- [Work request] Leave out the pictures and restate exactly, and only, the lines from the one that contains "Read this page and output its text content." through the final line of the material below.

- [Input material]
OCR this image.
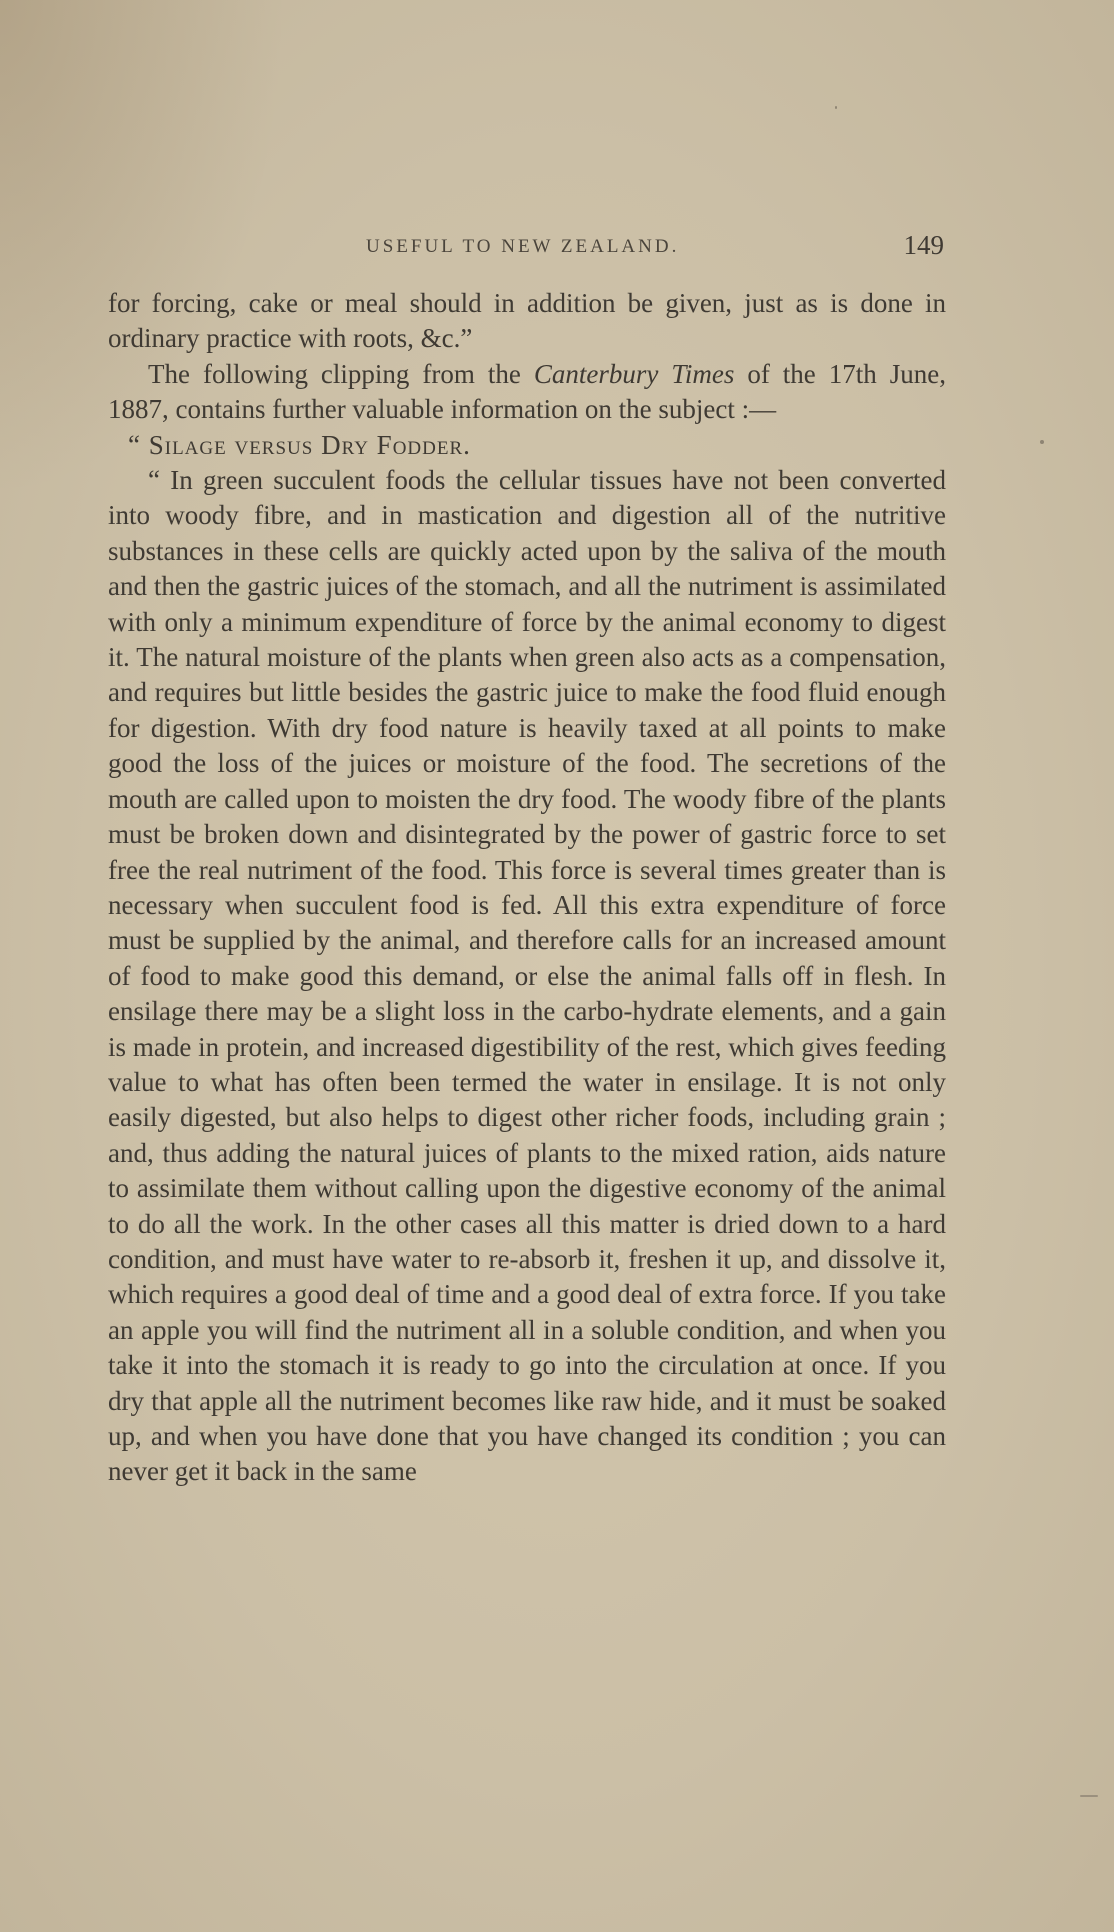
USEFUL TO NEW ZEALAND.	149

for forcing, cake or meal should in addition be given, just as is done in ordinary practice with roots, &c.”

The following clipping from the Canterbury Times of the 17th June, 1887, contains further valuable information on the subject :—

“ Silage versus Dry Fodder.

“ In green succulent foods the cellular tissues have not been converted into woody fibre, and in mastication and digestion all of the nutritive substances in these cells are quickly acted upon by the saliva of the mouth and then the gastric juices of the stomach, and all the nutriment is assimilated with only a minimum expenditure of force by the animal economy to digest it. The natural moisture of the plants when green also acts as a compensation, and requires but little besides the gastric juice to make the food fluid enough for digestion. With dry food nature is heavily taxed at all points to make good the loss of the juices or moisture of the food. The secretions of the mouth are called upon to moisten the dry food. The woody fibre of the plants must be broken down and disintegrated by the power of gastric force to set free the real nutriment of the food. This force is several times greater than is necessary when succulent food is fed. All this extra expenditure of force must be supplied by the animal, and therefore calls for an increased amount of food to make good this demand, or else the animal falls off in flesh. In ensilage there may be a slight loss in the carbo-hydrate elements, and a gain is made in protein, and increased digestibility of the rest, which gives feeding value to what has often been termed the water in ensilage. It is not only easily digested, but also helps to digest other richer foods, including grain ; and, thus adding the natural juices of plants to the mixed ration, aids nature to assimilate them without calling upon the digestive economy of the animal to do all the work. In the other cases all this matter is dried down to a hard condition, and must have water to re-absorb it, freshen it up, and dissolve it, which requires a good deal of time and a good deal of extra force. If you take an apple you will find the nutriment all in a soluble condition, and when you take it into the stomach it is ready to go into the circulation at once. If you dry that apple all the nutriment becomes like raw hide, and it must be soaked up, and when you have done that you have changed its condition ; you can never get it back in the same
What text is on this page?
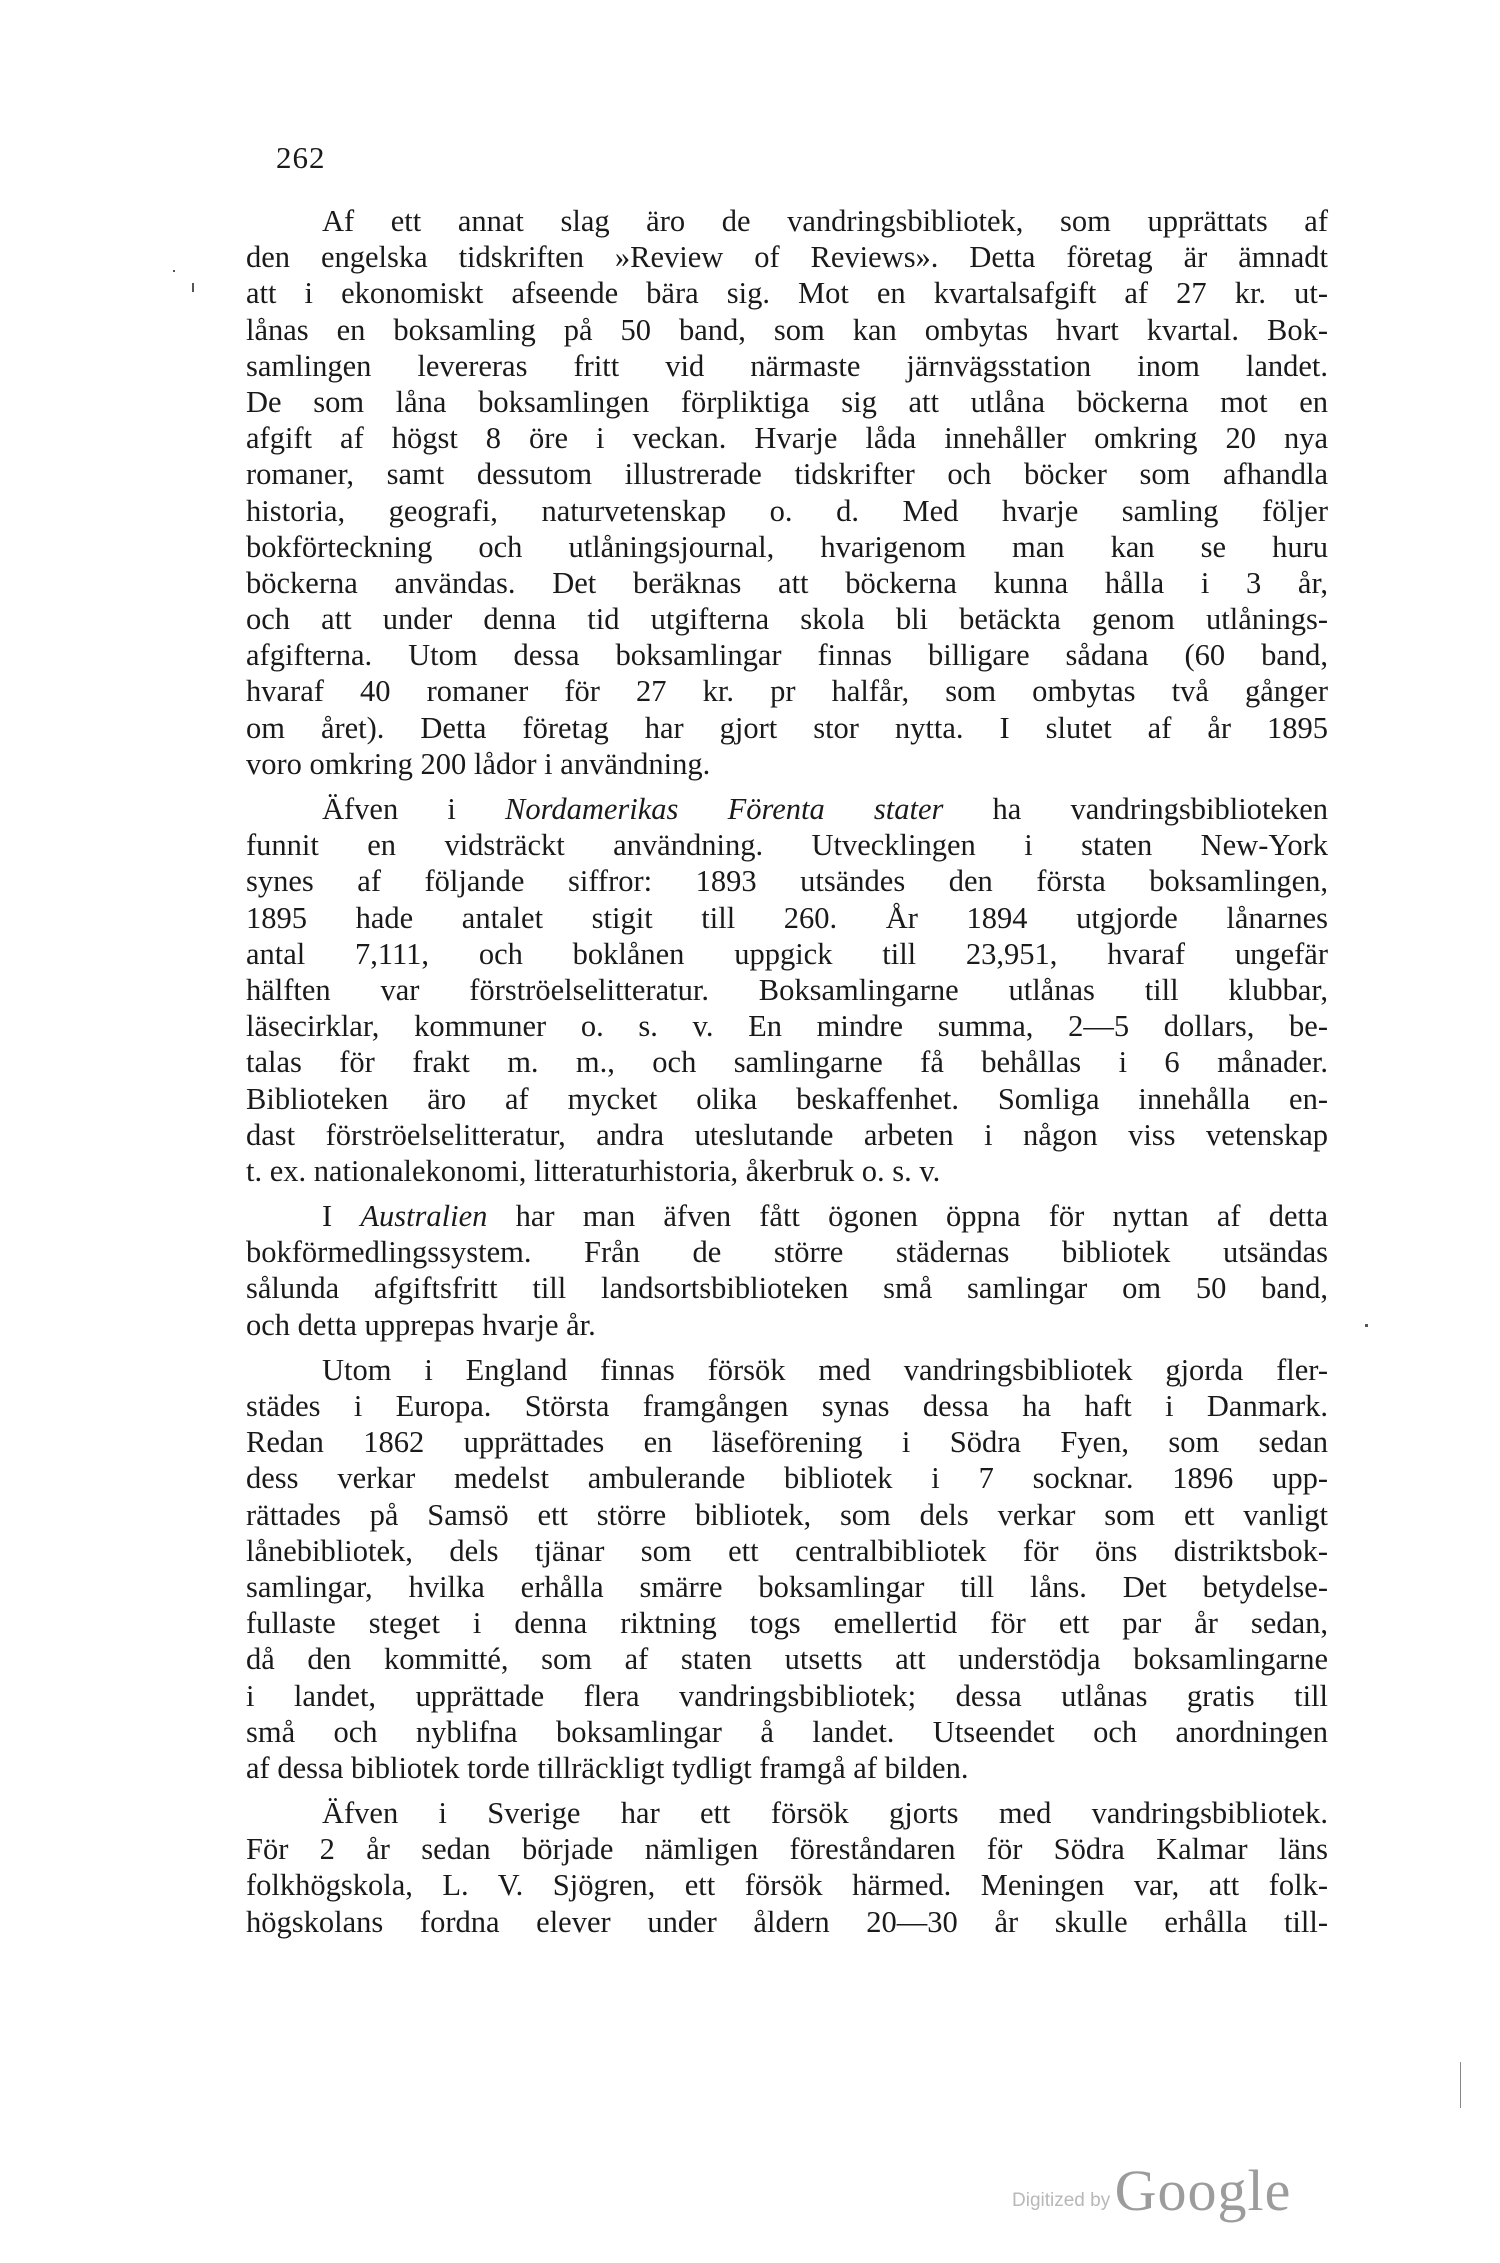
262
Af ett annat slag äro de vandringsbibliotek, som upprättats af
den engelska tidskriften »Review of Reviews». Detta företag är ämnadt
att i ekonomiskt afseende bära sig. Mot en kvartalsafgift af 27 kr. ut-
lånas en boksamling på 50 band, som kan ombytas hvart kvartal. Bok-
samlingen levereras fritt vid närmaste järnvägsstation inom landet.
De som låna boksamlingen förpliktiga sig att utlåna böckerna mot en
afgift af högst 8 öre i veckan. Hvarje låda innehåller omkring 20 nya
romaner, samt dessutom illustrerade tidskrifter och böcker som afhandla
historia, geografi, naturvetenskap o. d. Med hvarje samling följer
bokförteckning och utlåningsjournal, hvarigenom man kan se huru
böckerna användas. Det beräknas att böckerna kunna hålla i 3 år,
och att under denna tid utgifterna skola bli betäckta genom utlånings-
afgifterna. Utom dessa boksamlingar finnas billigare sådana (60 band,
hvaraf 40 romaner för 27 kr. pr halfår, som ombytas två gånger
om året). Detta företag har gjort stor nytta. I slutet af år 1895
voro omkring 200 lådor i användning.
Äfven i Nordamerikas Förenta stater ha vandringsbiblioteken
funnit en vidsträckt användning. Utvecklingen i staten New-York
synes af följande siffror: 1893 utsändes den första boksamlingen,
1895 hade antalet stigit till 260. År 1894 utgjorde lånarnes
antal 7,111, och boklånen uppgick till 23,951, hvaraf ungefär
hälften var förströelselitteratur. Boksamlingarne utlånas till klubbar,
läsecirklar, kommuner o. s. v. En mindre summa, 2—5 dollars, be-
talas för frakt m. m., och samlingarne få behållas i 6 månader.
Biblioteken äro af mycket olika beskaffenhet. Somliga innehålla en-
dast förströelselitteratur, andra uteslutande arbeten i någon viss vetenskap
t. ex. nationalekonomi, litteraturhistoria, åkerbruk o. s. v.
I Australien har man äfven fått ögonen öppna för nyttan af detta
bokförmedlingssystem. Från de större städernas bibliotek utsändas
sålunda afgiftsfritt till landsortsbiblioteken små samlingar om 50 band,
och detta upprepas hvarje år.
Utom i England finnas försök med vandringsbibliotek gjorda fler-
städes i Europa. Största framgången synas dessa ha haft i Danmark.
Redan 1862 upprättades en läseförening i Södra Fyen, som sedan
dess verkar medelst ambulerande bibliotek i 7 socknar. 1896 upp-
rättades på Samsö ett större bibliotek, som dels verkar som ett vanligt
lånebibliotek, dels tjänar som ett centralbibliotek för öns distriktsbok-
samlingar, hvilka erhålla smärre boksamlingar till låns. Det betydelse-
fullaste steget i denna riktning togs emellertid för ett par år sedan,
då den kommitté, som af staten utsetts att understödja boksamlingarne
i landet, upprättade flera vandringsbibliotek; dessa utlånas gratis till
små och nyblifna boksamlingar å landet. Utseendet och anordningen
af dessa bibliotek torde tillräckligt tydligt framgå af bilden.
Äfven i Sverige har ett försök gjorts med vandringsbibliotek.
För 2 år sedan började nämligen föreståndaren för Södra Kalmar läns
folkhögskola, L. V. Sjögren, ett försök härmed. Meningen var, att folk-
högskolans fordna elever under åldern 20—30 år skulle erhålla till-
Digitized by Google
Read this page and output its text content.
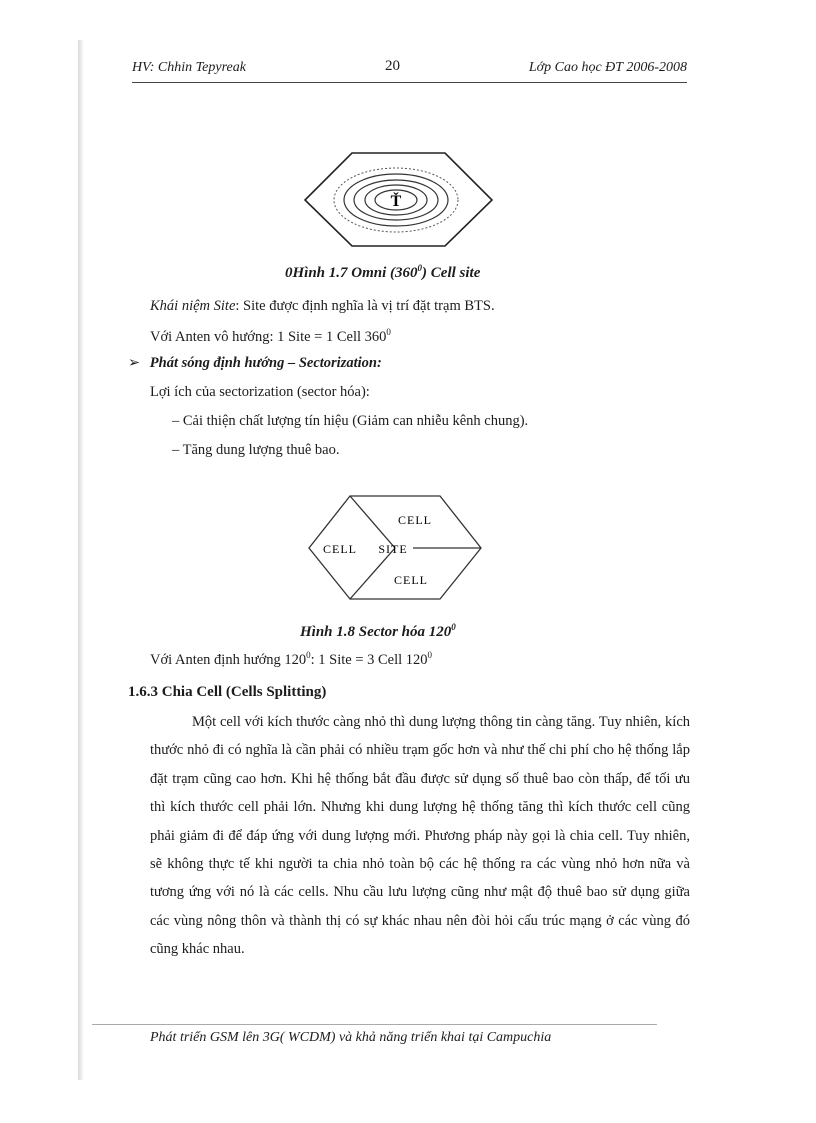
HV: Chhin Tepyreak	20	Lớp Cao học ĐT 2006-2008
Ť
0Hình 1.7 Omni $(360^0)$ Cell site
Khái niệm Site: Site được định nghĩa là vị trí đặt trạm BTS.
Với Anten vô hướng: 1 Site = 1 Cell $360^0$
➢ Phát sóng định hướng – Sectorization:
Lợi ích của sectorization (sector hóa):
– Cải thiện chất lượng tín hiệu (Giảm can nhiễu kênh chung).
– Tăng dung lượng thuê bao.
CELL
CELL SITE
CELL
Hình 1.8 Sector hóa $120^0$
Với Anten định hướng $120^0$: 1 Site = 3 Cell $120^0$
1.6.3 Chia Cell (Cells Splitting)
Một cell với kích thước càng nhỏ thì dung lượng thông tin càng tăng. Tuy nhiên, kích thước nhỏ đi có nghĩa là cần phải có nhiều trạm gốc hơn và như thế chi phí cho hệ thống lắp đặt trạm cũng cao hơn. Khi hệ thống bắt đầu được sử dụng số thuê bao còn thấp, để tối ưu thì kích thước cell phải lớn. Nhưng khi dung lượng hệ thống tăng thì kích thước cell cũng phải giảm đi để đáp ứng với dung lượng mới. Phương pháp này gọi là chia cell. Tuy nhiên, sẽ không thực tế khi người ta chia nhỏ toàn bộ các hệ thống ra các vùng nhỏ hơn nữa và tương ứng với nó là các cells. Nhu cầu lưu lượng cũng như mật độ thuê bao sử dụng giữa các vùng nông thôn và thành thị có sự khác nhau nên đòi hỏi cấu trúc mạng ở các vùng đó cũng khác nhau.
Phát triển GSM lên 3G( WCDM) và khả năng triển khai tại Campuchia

- [Answer to this exercise]
Read this page and output its text content.
HV: Chhin Tepyreak	20	Lớp Cao học ĐT 2006-2008
Ť
0Hình 1.7 Omni $(360^0)$ Cell site
Khái niệm Site: Site được định nghĩa là vị trí đặt trạm BTS.
Với Anten vô hướng: 1 Site = 1 Cell $360^0$
➢ Phát sóng định hướng – Sectorization:
Lợi ích của sectorization (sector hóa):
– Cải thiện chất lượng tín hiệu (Giảm can nhiễu kênh chung).
– Tăng dung lượng thuê bao.
CELL
CELL SITE
CELL
Hình 1.8 Sector hóa $120^0$
Với Anten định hướng $120^0$: 1 Site = 3 Cell $120^0$
1.6.3 Chia Cell (Cells Splitting)
Một cell với kích thước càng nhỏ thì dung lượng thông tin càng tăng. Tuy nhiên, kích thước nhỏ đi có nghĩa là cần phải có nhiều trạm gốc hơn và như thế chi phí cho hệ thống lắp đặt trạm cũng cao hơn. Khi hệ thống bắt đầu được sử dụng số thuê bao còn thấp, để tối ưu thì kích thước cell phải lớn. Nhưng khi dung lượng hệ thống tăng thì kích thước cell cũng phải giảm đi để đáp ứng với dung lượng mới. Phương pháp này gọi là chia cell. Tuy nhiên, sẽ không thực tế khi người ta chia nhỏ toàn bộ các hệ thống ra các vùng nhỏ hơn nữa và tương ứng với nó là các cells. Nhu cầu lưu lượng cũng như mật độ thuê bao sử dụng giữa các vùng nông thôn và thành thị có sự khác nhau nên đòi hỏi cấu trúc mạng ở các vùng đó cũng khác nhau.
Phát triển GSM lên 3G( WCDM) và khả năng triển khai tại Campuchia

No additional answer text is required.